In your copy, include every line of the listing below exactly but none of the pictures.

⟨

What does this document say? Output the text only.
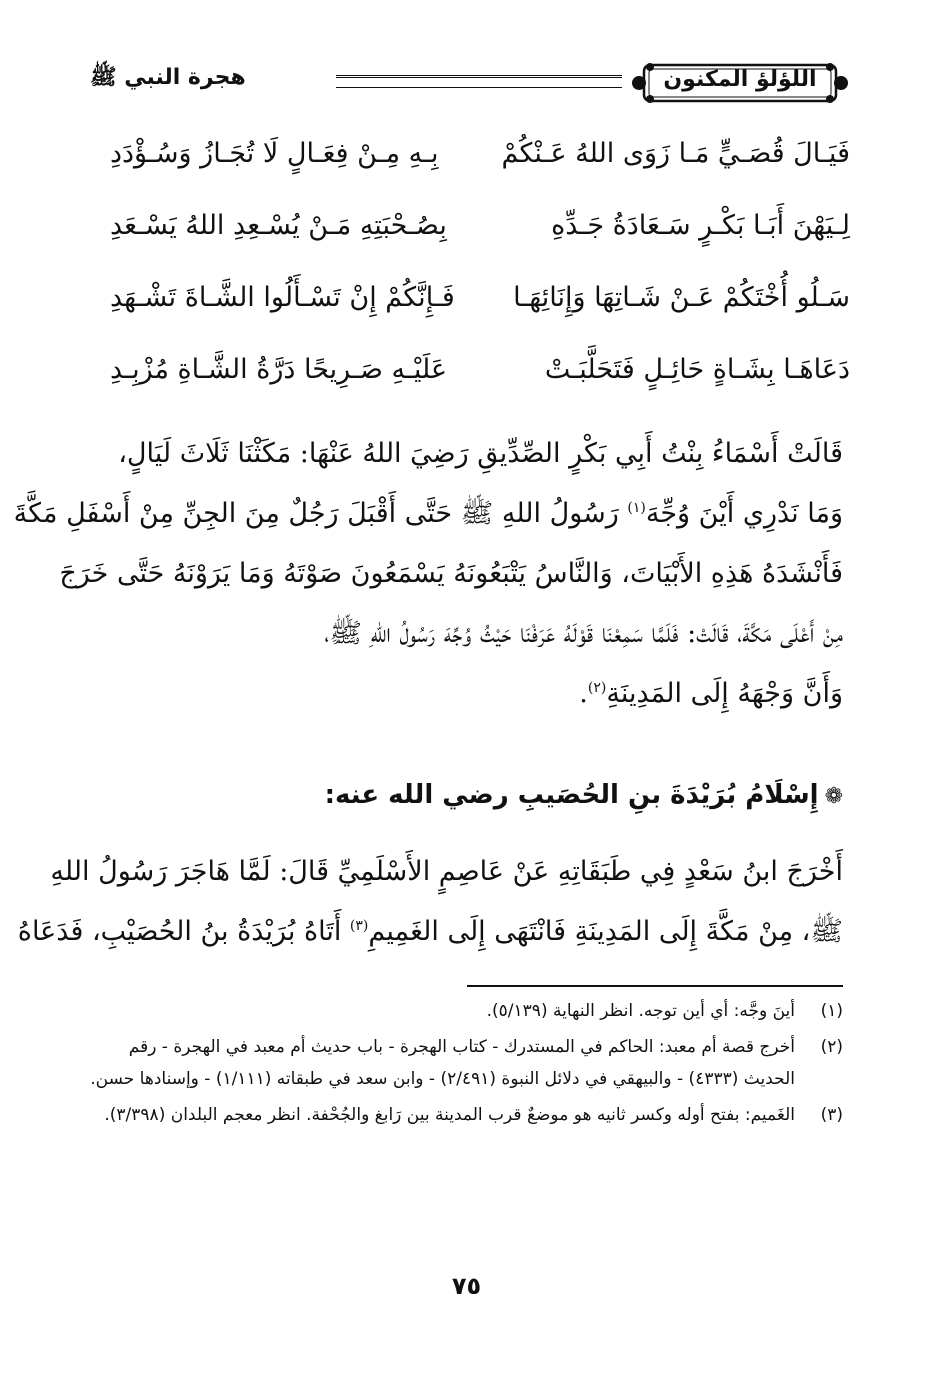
اللؤلؤ المكنون
هجرة النبي ﷺ
فَيَـالَ قُصَـيٍّ مَـا زَوَى اللهُ عَـنْكُمْ
بِـهِ مِـنْ فِعَـالٍ لَا تُجَـازُ وَسُـؤْدَدِ
لِـيَهْنَ أَبَـا بَكْـرٍ سَـعَادَةُ جَـدِّهِ
بِصُـحْبَتِهِ مَـنْ يُسْـعِدِ اللهُ يَسْـعَدِ
سَـلُو أُخْتَكُمْ عَـنْ شَـاتِهَا وَإِنَائِهَـا
فَـإِنَّكُمْ إِنْ تَسْـأَلُوا الشَّـاةَ تَشْـهَدِ
دَعَاهَـا بِشَـاةٍ حَائِـلٍ فَتَحَلَّبَـتْ
عَلَيْـهِ صَـرِيحًا دَرَّةُ الشَّـاةِ مُزْبِـدِ
قَالَتْ أَسْمَاءُ بِنْتُ أَبِي بَكْرٍ الصِّدِّيقِ رَضِيَ اللهُ عَنْهَا: مَكَثْنَا ثَلَاثَ لَيَالٍ،
وَمَا نَدْرِي أَيْنَ وُجِّهَ$^{(١)}$ رَسُولُ اللهِ ﷺ حَتَّى أَقْبَلَ رَجُلٌ مِنَ الجِنِّ مِنْ أَسْفَلِ مَكَّةَ
فَأَنْشَدَهُ هَذِهِ الأَبْيَاتَ، وَالنَّاسُ يَتْبَعُونَهُ يَسْمَعُونَ صَوْتَهُ وَمَا يَرَوْنَهُ حَتَّى خَرَجَ
مِنْ أَعْلَى مَكَّةَ، قَالَتْ: فَلَمَّا سَمِعْنَا قَوْلَهُ عَرَفْنَا حَيْثُ وُجِّهَ رَسُولُ اللهِ ﷺ،
وَأَنَّ وَجْهَهُ إِلَى المَدِينَةِ$^{(٢)}$.
❁إِسْلَامُ بُرَيْدَةَ بنِ الحُصَيبِ رضي الله عنه:
أَخْرَجَ ابنُ سَعْدٍ فِي طَبَقَاتِهِ عَنْ عَاصِمٍ الأَسْلَمِيِّ قَالَ: لَمَّا هَاجَرَ رَسُولُ اللهِ
ﷺ، مِنْ مَكَّةَ إِلَى المَدِينَةِ فَانْتَهَى إِلَى الغَمِيمِ$^{(٣)}$ أَتَاهُ بُرَيْدَةُ بنُ الحُصَيْبِ، فَدَعَاهُ
(١)
أينَ وجَّه: أي أين توجه. انظر النهاية (٥/١٣٩).
(٢)
أخرج قصة أم معبد: الحاكم في المستدرك - كتاب الهجرة - باب حديث أم معبد في الهجرة - رقم الحديث (٤٣٣٣) - والبيهقي في دلائل النبوة (٢/٤٩١) - وابن سعد في طبقاته (١/١١١) - وإسنادها حسن.
(٣)
الغَميم: بفتح أوله وكسر ثانيه هو موضعٌ قرب المدينة بين رَابغ والجُحْفة. انظر معجم البلدان (٣/٣٩٨).
٧٥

⟩

• **Reply**
What does this document say? Output the text only.
اللؤلؤ المكنون
هجرة النبي ﷺ
فَيَـالَ قُصَـيٍّ مَـا زَوَى اللهُ عَـنْكُمْ
بِـهِ مِـنْ فِعَـالٍ لَا تُجَـازُ وَسُـؤْدَدِ
لِـيَهْنَ أَبَـا بَكْـرٍ سَـعَادَةُ جَـدِّهِ
بِصُـحْبَتِهِ مَـنْ يُسْـعِدِ اللهُ يَسْـعَدِ
سَـلُو أُخْتَكُمْ عَـنْ شَـاتِهَا وَإِنَائِهَـا
فَـإِنَّكُمْ إِنْ تَسْـأَلُوا الشَّـاةَ تَشْـهَدِ
دَعَاهَـا بِشَـاةٍ حَائِـلٍ فَتَحَلَّبَـتْ
عَلَيْـهِ صَـرِيحًا دَرَّةُ الشَّـاةِ مُزْبِـدِ
قَالَتْ أَسْمَاءُ بِنْتُ أَبِي بَكْرٍ الصِّدِّيقِ رَضِيَ اللهُ عَنْهَا: مَكَثْنَا ثَلَاثَ لَيَالٍ،
وَمَا نَدْرِي أَيْنَ وُجِّهَ$^{(١)}$ رَسُولُ اللهِ ﷺ حَتَّى أَقْبَلَ رَجُلٌ مِنَ الجِنِّ مِنْ أَسْفَلِ مَكَّةَ
فَأَنْشَدَهُ هَذِهِ الأَبْيَاتَ، وَالنَّاسُ يَتْبَعُونَهُ يَسْمَعُونَ صَوْتَهُ وَمَا يَرَوْنَهُ حَتَّى خَرَجَ
مِنْ أَعْلَى مَكَّةَ، قَالَتْ: فَلَمَّا سَمِعْنَا قَوْلَهُ عَرَفْنَا حَيْثُ وُجِّهَ رَسُولُ اللهِ ﷺ،
وَأَنَّ وَجْهَهُ إِلَى المَدِينَةِ$^{(٢)}$.
❁إِسْلَامُ بُرَيْدَةَ بنِ الحُصَيبِ رضي الله عنه:
أَخْرَجَ ابنُ سَعْدٍ فِي طَبَقَاتِهِ عَنْ عَاصِمٍ الأَسْلَمِيِّ قَالَ: لَمَّا هَاجَرَ رَسُولُ اللهِ
ﷺ، مِنْ مَكَّةَ إِلَى المَدِينَةِ فَانْتَهَى إِلَى الغَمِيمِ$^{(٣)}$ أَتَاهُ بُرَيْدَةُ بنُ الحُصَيْبِ، فَدَعَاهُ
(١)
أينَ وجَّه: أي أين توجه. انظر النهاية (٥/١٣٩).
(٢)
أخرج قصة أم معبد: الحاكم في المستدرك - كتاب الهجرة - باب حديث أم معبد في الهجرة - رقم الحديث (٤٣٣٣) - والبيهقي في دلائل النبوة (٢/٤٩١) - وابن سعد في طبقاته (١/١١١) - وإسنادها حسن.
(٣)
الغَميم: بفتح أوله وكسر ثانيه هو موضعٌ قرب المدينة بين رَابغ والجُحْفة. انظر معجم البلدان (٣/٣٩٨).
٧٥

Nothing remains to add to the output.